TASK GOAL: Drop every picture, then transcribe the remaining data exactly.
━━━━━━━━━━━━━━━━━━━━
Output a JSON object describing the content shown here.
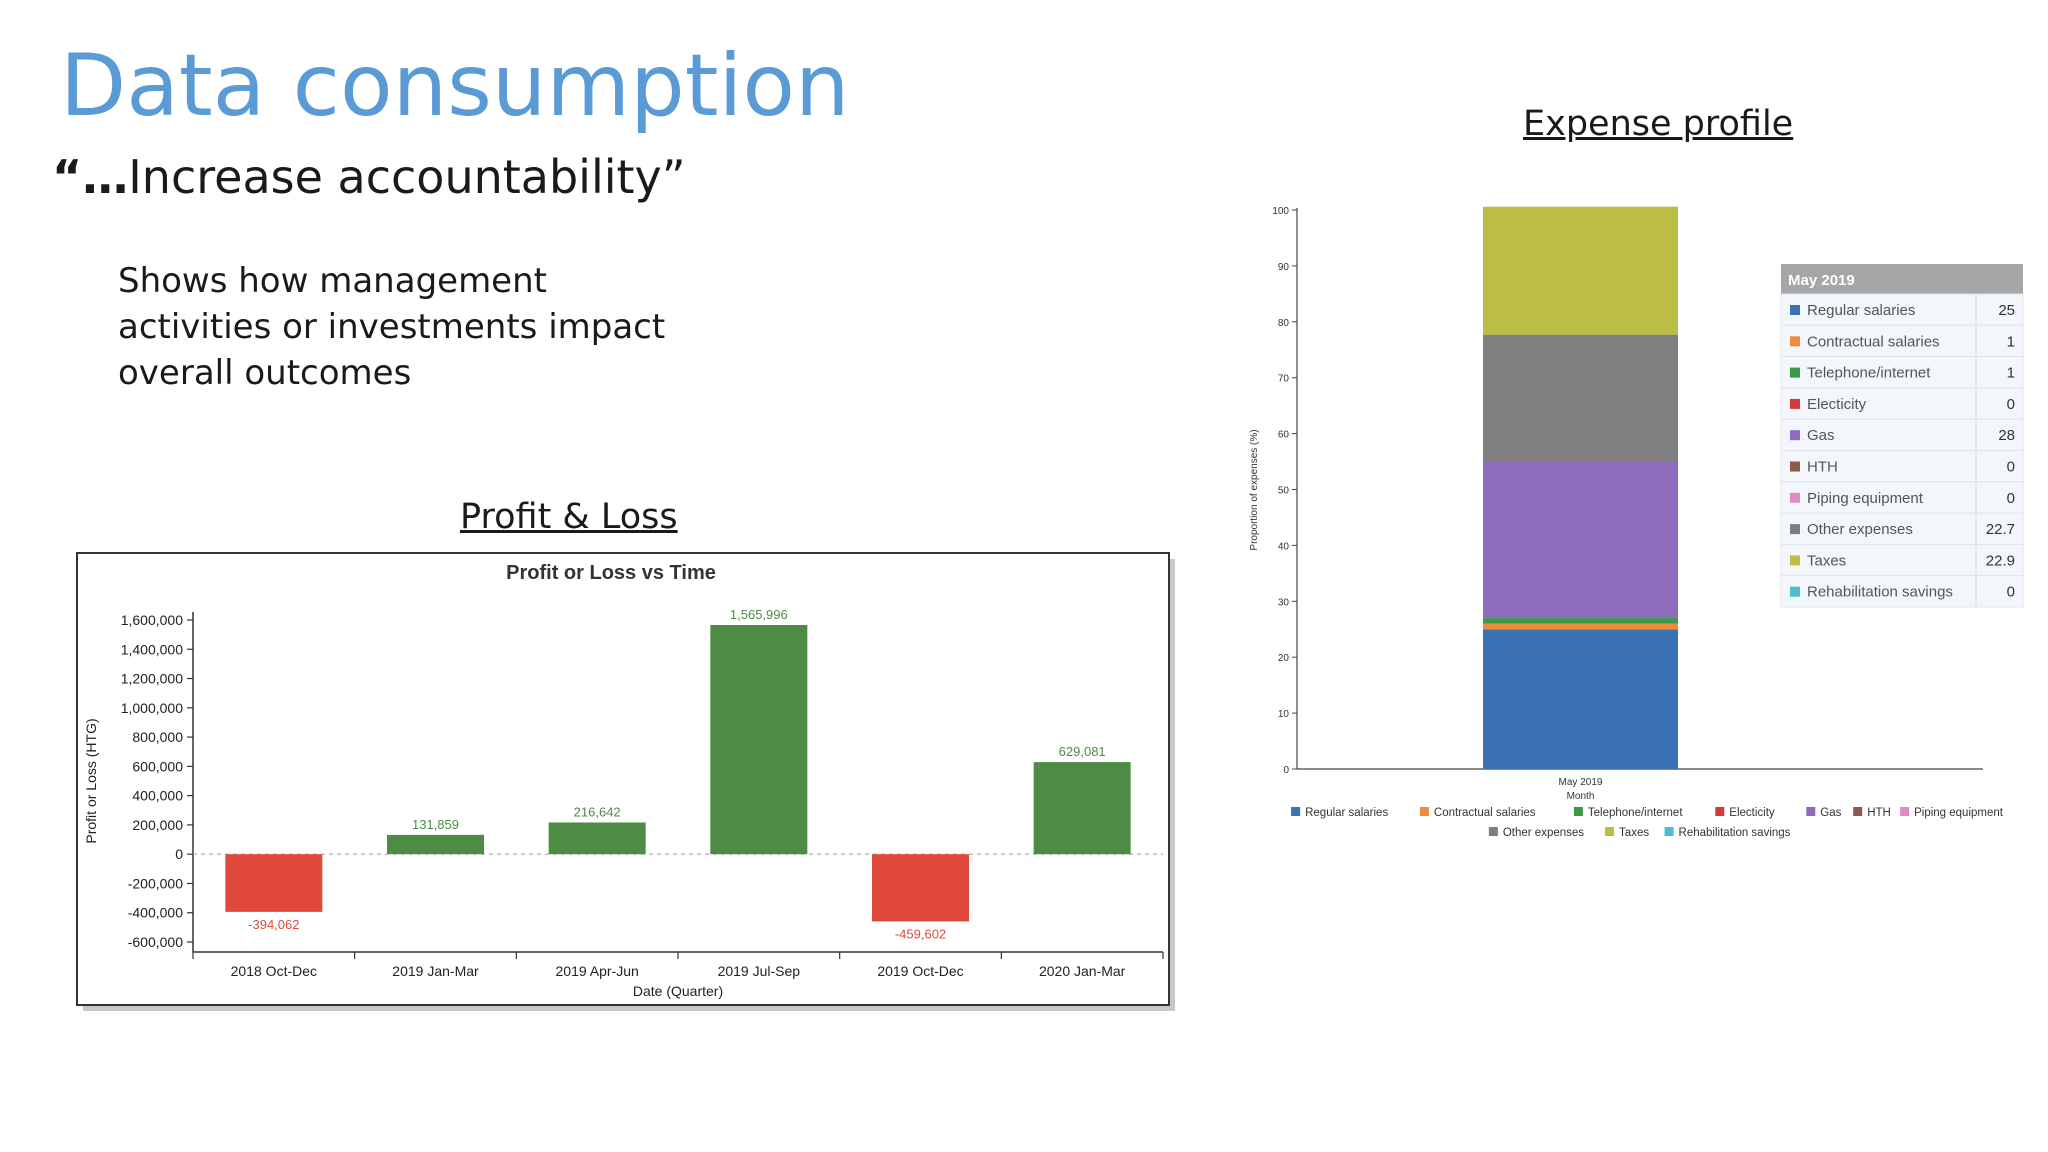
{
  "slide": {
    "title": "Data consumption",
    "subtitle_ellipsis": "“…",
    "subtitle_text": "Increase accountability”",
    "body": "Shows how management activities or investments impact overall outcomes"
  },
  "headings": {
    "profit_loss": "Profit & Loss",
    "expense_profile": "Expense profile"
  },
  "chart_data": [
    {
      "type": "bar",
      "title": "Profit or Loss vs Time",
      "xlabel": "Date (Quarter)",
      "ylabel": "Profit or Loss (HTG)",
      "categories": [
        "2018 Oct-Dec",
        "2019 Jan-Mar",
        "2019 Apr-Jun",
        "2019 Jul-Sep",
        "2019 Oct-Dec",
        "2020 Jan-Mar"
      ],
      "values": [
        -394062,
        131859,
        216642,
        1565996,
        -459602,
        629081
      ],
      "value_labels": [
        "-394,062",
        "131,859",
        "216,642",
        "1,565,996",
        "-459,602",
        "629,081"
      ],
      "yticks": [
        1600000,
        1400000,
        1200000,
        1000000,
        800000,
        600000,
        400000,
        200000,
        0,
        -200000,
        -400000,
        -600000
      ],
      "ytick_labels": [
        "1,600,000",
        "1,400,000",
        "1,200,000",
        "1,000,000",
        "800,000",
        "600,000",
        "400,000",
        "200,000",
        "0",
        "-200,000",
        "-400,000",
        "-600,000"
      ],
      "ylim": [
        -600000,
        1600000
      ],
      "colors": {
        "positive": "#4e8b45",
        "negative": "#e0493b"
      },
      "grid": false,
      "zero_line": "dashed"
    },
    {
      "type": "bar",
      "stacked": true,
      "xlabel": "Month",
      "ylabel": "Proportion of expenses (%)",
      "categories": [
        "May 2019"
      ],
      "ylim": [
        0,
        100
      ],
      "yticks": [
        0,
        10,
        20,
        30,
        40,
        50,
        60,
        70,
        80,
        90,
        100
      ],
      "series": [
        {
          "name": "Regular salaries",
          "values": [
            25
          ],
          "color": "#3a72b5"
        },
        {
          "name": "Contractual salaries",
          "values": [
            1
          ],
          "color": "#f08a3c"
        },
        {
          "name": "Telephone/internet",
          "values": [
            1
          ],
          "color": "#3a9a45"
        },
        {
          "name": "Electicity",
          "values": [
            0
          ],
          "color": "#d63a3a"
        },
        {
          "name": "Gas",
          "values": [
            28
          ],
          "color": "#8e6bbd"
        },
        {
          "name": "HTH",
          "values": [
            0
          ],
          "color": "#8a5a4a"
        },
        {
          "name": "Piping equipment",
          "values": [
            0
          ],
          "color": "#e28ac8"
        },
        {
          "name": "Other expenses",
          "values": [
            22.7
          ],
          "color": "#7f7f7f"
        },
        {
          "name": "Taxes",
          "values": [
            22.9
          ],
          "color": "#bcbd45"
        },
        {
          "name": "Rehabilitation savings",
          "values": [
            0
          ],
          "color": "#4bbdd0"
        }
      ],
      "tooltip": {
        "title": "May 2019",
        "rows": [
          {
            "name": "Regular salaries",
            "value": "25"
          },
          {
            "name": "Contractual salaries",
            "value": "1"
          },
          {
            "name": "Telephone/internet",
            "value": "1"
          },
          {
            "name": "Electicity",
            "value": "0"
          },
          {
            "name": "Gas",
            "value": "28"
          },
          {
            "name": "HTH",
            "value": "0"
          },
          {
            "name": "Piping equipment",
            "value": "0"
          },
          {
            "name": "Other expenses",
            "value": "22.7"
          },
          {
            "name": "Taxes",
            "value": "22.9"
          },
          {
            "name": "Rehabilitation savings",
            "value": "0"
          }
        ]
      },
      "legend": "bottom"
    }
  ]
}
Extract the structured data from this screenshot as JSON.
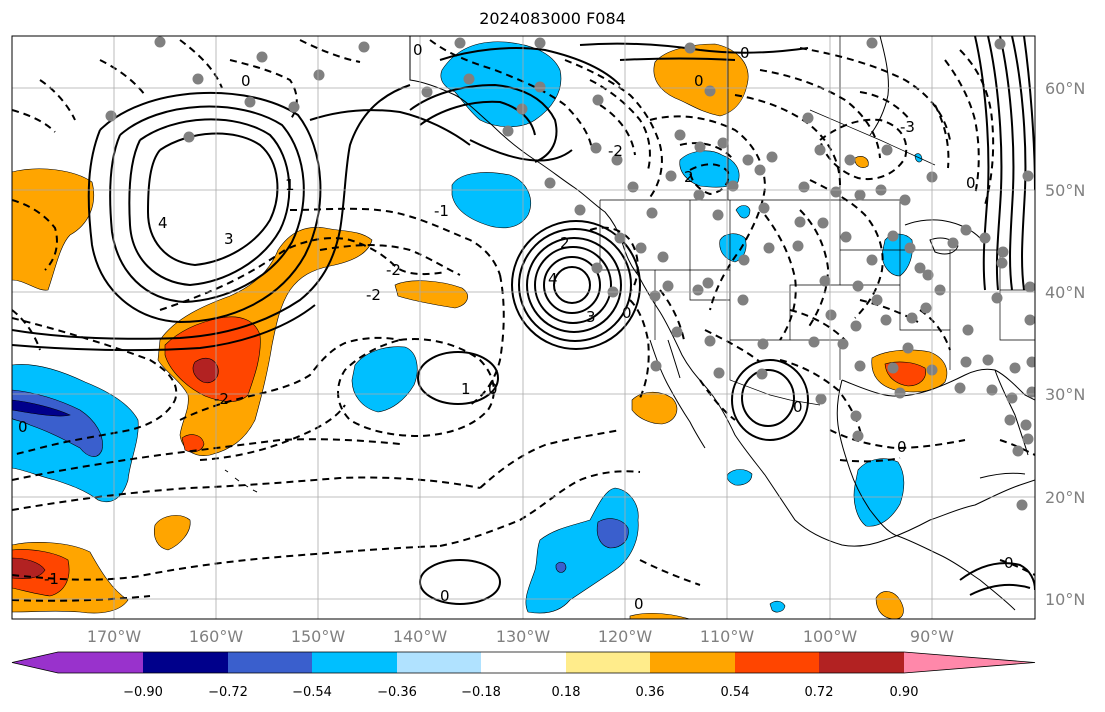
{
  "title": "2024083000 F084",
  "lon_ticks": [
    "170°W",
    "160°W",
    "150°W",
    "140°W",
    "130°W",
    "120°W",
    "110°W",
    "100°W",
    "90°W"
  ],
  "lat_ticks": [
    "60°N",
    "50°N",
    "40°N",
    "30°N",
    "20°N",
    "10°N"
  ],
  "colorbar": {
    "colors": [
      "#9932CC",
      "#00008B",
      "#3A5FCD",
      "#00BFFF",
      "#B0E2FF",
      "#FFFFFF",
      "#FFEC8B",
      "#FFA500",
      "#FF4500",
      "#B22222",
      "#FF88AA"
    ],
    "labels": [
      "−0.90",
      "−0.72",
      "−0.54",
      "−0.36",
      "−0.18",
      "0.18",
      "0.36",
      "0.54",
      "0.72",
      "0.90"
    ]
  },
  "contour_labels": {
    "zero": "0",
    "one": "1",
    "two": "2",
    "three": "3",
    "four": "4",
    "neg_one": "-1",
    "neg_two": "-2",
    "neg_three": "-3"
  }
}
━━━━━━━━━━━━━━━━━━━━
RESULT OF THE EXERCISE:
Output a JSON object describing the content shown here.
{
  "slide": {
    "title": "Data consumption",
    "subtitle_ellipsis": "“…",
    "subtitle_text": "Increase accountability”",
    "body": "Shows how management activities or investments impact overall outcomes"
  },
  "headings": {
    "profit_loss": "Profit & Loss",
    "expense_profile": "Expense profile"
  },
  "chart_data": [
    {
      "type": "bar",
      "title": "Profit or Loss vs Time",
      "xlabel": "Date (Quarter)",
      "ylabel": "Profit or Loss (HTG)",
      "categories": [
        "2018 Oct-Dec",
        "2019 Jan-Mar",
        "2019 Apr-Jun",
        "2019 Jul-Sep",
        "2019 Oct-Dec",
        "2020 Jan-Mar"
      ],
      "values": [
        -394062,
        131859,
        216642,
        1565996,
        -459602,
        629081
      ],
      "value_labels": [
        "-394,062",
        "131,859",
        "216,642",
        "1,565,996",
        "-459,602",
        "629,081"
      ],
      "yticks": [
        1600000,
        1400000,
        1200000,
        1000000,
        800000,
        600000,
        400000,
        200000,
        0,
        -200000,
        -400000,
        -600000
      ],
      "ytick_labels": [
        "1,600,000",
        "1,400,000",
        "1,200,000",
        "1,000,000",
        "800,000",
        "600,000",
        "400,000",
        "200,000",
        "0",
        "-200,000",
        "-400,000",
        "-600,000"
      ],
      "ylim": [
        -600000,
        1600000
      ],
      "colors": {
        "positive": "#4e8b45",
        "negative": "#e0493b"
      },
      "grid": false,
      "zero_line": "dashed"
    },
    {
      "type": "bar",
      "stacked": true,
      "xlabel": "Month",
      "ylabel": "Proportion of expenses (%)",
      "categories": [
        "May 2019"
      ],
      "ylim": [
        0,
        100
      ],
      "yticks": [
        0,
        10,
        20,
        30,
        40,
        50,
        60,
        70,
        80,
        90,
        100
      ],
      "series": [
        {
          "name": "Regular salaries",
          "values": [
            25
          ],
          "color": "#3a72b5"
        },
        {
          "name": "Contractual salaries",
          "values": [
            1
          ],
          "color": "#f08a3c"
        },
        {
          "name": "Telephone/internet",
          "values": [
            1
          ],
          "color": "#3a9a45"
        },
        {
          "name": "Electicity",
          "values": [
            0
          ],
          "color": "#d63a3a"
        },
        {
          "name": "Gas",
          "values": [
            28
          ],
          "color": "#8e6bbd"
        },
        {
          "name": "HTH",
          "values": [
            0
          ],
          "color": "#8a5a4a"
        },
        {
          "name": "Piping equipment",
          "values": [
            0
          ],
          "color": "#e28ac8"
        },
        {
          "name": "Other expenses",
          "values": [
            22.7
          ],
          "color": "#7f7f7f"
        },
        {
          "name": "Taxes",
          "values": [
            22.9
          ],
          "color": "#bcbd45"
        },
        {
          "name": "Rehabilitation savings",
          "values": [
            0
          ],
          "color": "#4bbdd0"
        }
      ],
      "tooltip": {
        "title": "May 2019",
        "rows": [
          {
            "name": "Regular salaries",
            "value": "25"
          },
          {
            "name": "Contractual salaries",
            "value": "1"
          },
          {
            "name": "Telephone/internet",
            "value": "1"
          },
          {
            "name": "Electicity",
            "value": "0"
          },
          {
            "name": "Gas",
            "value": "28"
          },
          {
            "name": "HTH",
            "value": "0"
          },
          {
            "name": "Piping equipment",
            "value": "0"
          },
          {
            "name": "Other expenses",
            "value": "22.7"
          },
          {
            "name": "Taxes",
            "value": "22.9"
          },
          {
            "name": "Rehabilitation savings",
            "value": "0"
          }
        ]
      },
      "legend": "bottom"
    }
  ]
}
Extract the structured data from this screenshot as JSON.
{
  "title": "2024083000 F084",
  "lon_ticks": [
    "170°W",
    "160°W",
    "150°W",
    "140°W",
    "130°W",
    "120°W",
    "110°W",
    "100°W",
    "90°W"
  ],
  "lat_ticks": [
    "60°N",
    "50°N",
    "40°N",
    "30°N",
    "20°N",
    "10°N"
  ],
  "colorbar": {
    "colors": [
      "#9932CC",
      "#00008B",
      "#3A5FCD",
      "#00BFFF",
      "#B0E2FF",
      "#FFFFFF",
      "#FFEC8B",
      "#FFA500",
      "#FF4500",
      "#B22222",
      "#FF88AA"
    ],
    "labels": [
      "−0.90",
      "−0.72",
      "−0.54",
      "−0.36",
      "−0.18",
      "0.18",
      "0.36",
      "0.54",
      "0.72",
      "0.90"
    ]
  },
  "contour_labels": {
    "zero": "0",
    "one": "1",
    "two": "2",
    "three": "3",
    "four": "4",
    "neg_one": "-1",
    "neg_two": "-2",
    "neg_three": "-3"
  }
}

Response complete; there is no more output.